-- begin Data shown --

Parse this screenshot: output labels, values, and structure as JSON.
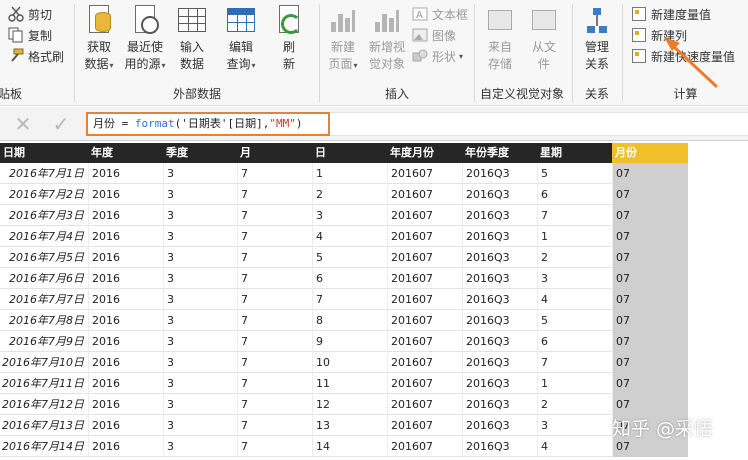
{
  "ribbon": {
    "clipboard": {
      "cut": "剪切",
      "copy": "复制",
      "format_painter": "格式刷",
      "group_label": "剪贴板"
    },
    "external_data": {
      "get_data": [
        "获取",
        "数据"
      ],
      "recent_sources": [
        "最近使",
        "用的源"
      ],
      "enter_data": [
        "输入",
        "数据"
      ],
      "edit_queries": [
        "编辑",
        "查询"
      ],
      "refresh": [
        "刷",
        "新"
      ],
      "group_label": "外部数据"
    },
    "insert": {
      "new_page": [
        "新建",
        "页面"
      ],
      "new_visual": [
        "新增视",
        "觉对象"
      ],
      "textbox": "文本框",
      "image": "图像",
      "shapes": "形状",
      "group_label": "插入"
    },
    "custom_visuals": {
      "from_store": [
        "来自",
        "存储"
      ],
      "from_file": [
        "从文",
        "件"
      ],
      "group_label": "自定义视觉对象"
    },
    "relationships": {
      "manage": [
        "管理",
        "关系"
      ],
      "group_label": "关系"
    },
    "calculations": {
      "new_measure": "新建度量值",
      "new_column": "新建列",
      "new_quick_measure": "新建快速度量值",
      "group_label": "计算"
    }
  },
  "formula_bar": {
    "cancel_glyph": "✕",
    "confirm_glyph": "✓",
    "formula": {
      "lhs": "月份 = ",
      "fn": "format",
      "arg1": "('日期表'[日期],",
      "arg2": "\"MM\"",
      "close": ")"
    }
  },
  "table": {
    "columns": [
      "日期",
      "年度",
      "季度",
      "月",
      "日",
      "年度月份",
      "年份季度",
      "星期",
      "月份"
    ],
    "rows": [
      [
        "2016年7月1日",
        "2016",
        "3",
        "7",
        "1",
        "201607",
        "2016Q3",
        "5",
        "07"
      ],
      [
        "2016年7月2日",
        "2016",
        "3",
        "7",
        "2",
        "201607",
        "2016Q3",
        "6",
        "07"
      ],
      [
        "2016年7月3日",
        "2016",
        "3",
        "7",
        "3",
        "201607",
        "2016Q3",
        "7",
        "07"
      ],
      [
        "2016年7月4日",
        "2016",
        "3",
        "7",
        "4",
        "201607",
        "2016Q3",
        "1",
        "07"
      ],
      [
        "2016年7月5日",
        "2016",
        "3",
        "7",
        "5",
        "201607",
        "2016Q3",
        "2",
        "07"
      ],
      [
        "2016年7月6日",
        "2016",
        "3",
        "7",
        "6",
        "201607",
        "2016Q3",
        "3",
        "07"
      ],
      [
        "2016年7月7日",
        "2016",
        "3",
        "7",
        "7",
        "201607",
        "2016Q3",
        "4",
        "07"
      ],
      [
        "2016年7月8日",
        "2016",
        "3",
        "7",
        "8",
        "201607",
        "2016Q3",
        "5",
        "07"
      ],
      [
        "2016年7月9日",
        "2016",
        "3",
        "7",
        "9",
        "201607",
        "2016Q3",
        "6",
        "07"
      ],
      [
        "2016年7月10日",
        "2016",
        "3",
        "7",
        "10",
        "201607",
        "2016Q3",
        "7",
        "07"
      ],
      [
        "2016年7月11日",
        "2016",
        "3",
        "7",
        "11",
        "201607",
        "2016Q3",
        "1",
        "07"
      ],
      [
        "2016年7月12日",
        "2016",
        "3",
        "7",
        "12",
        "201607",
        "2016Q3",
        "2",
        "07"
      ],
      [
        "2016年7月13日",
        "2016",
        "3",
        "7",
        "13",
        "201607",
        "2016Q3",
        "3",
        "07"
      ],
      [
        "2016年7月14日",
        "2016",
        "3",
        "7",
        "14",
        "201607",
        "2016Q3",
        "4",
        "07"
      ]
    ]
  },
  "watermark": "知乎 @采悟",
  "colors": {
    "header_bg": "#262626",
    "highlight_header": "#f0c02a",
    "selected_cells": "#cfcfcf",
    "formula_outline": "#e0843a",
    "annotation_arrow": "#f07a28"
  }
}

-- end Data shown --

What is being asked
Reproduce every line exactly and omit all pictures.

Result for this task
Parse this screenshot: output labels, values, and structure as JSON.
{
  "ribbon": {
    "clipboard": {
      "cut": "剪切",
      "copy": "复制",
      "format_painter": "格式刷",
      "group_label": "剪贴板"
    },
    "external_data": {
      "get_data": [
        "获取",
        "数据"
      ],
      "recent_sources": [
        "最近使",
        "用的源"
      ],
      "enter_data": [
        "输入",
        "数据"
      ],
      "edit_queries": [
        "编辑",
        "查询"
      ],
      "refresh": [
        "刷",
        "新"
      ],
      "group_label": "外部数据"
    },
    "insert": {
      "new_page": [
        "新建",
        "页面"
      ],
      "new_visual": [
        "新增视",
        "觉对象"
      ],
      "textbox": "文本框",
      "image": "图像",
      "shapes": "形状",
      "group_label": "插入"
    },
    "custom_visuals": {
      "from_store": [
        "来自",
        "存储"
      ],
      "from_file": [
        "从文",
        "件"
      ],
      "group_label": "自定义视觉对象"
    },
    "relationships": {
      "manage": [
        "管理",
        "关系"
      ],
      "group_label": "关系"
    },
    "calculations": {
      "new_measure": "新建度量值",
      "new_column": "新建列",
      "new_quick_measure": "新建快速度量值",
      "group_label": "计算"
    }
  },
  "formula_bar": {
    "cancel_glyph": "✕",
    "confirm_glyph": "✓",
    "formula": {
      "lhs": "月份 = ",
      "fn": "format",
      "arg1": "('日期表'[日期],",
      "arg2": "\"MM\"",
      "close": ")"
    }
  },
  "table": {
    "columns": [
      "日期",
      "年度",
      "季度",
      "月",
      "日",
      "年度月份",
      "年份季度",
      "星期",
      "月份"
    ],
    "rows": [
      [
        "2016年7月1日",
        "2016",
        "3",
        "7",
        "1",
        "201607",
        "2016Q3",
        "5",
        "07"
      ],
      [
        "2016年7月2日",
        "2016",
        "3",
        "7",
        "2",
        "201607",
        "2016Q3",
        "6",
        "07"
      ],
      [
        "2016年7月3日",
        "2016",
        "3",
        "7",
        "3",
        "201607",
        "2016Q3",
        "7",
        "07"
      ],
      [
        "2016年7月4日",
        "2016",
        "3",
        "7",
        "4",
        "201607",
        "2016Q3",
        "1",
        "07"
      ],
      [
        "2016年7月5日",
        "2016",
        "3",
        "7",
        "5",
        "201607",
        "2016Q3",
        "2",
        "07"
      ],
      [
        "2016年7月6日",
        "2016",
        "3",
        "7",
        "6",
        "201607",
        "2016Q3",
        "3",
        "07"
      ],
      [
        "2016年7月7日",
        "2016",
        "3",
        "7",
        "7",
        "201607",
        "2016Q3",
        "4",
        "07"
      ],
      [
        "2016年7月8日",
        "2016",
        "3",
        "7",
        "8",
        "201607",
        "2016Q3",
        "5",
        "07"
      ],
      [
        "2016年7月9日",
        "2016",
        "3",
        "7",
        "9",
        "201607",
        "2016Q3",
        "6",
        "07"
      ],
      [
        "2016年7月10日",
        "2016",
        "3",
        "7",
        "10",
        "201607",
        "2016Q3",
        "7",
        "07"
      ],
      [
        "2016年7月11日",
        "2016",
        "3",
        "7",
        "11",
        "201607",
        "2016Q3",
        "1",
        "07"
      ],
      [
        "2016年7月12日",
        "2016",
        "3",
        "7",
        "12",
        "201607",
        "2016Q3",
        "2",
        "07"
      ],
      [
        "2016年7月13日",
        "2016",
        "3",
        "7",
        "13",
        "201607",
        "2016Q3",
        "3",
        "07"
      ],
      [
        "2016年7月14日",
        "2016",
        "3",
        "7",
        "14",
        "201607",
        "2016Q3",
        "4",
        "07"
      ]
    ]
  },
  "watermark": "知乎 @采悟",
  "colors": {
    "header_bg": "#262626",
    "highlight_header": "#f0c02a",
    "selected_cells": "#cfcfcf",
    "formula_outline": "#e0843a",
    "annotation_arrow": "#f07a28"
  }
}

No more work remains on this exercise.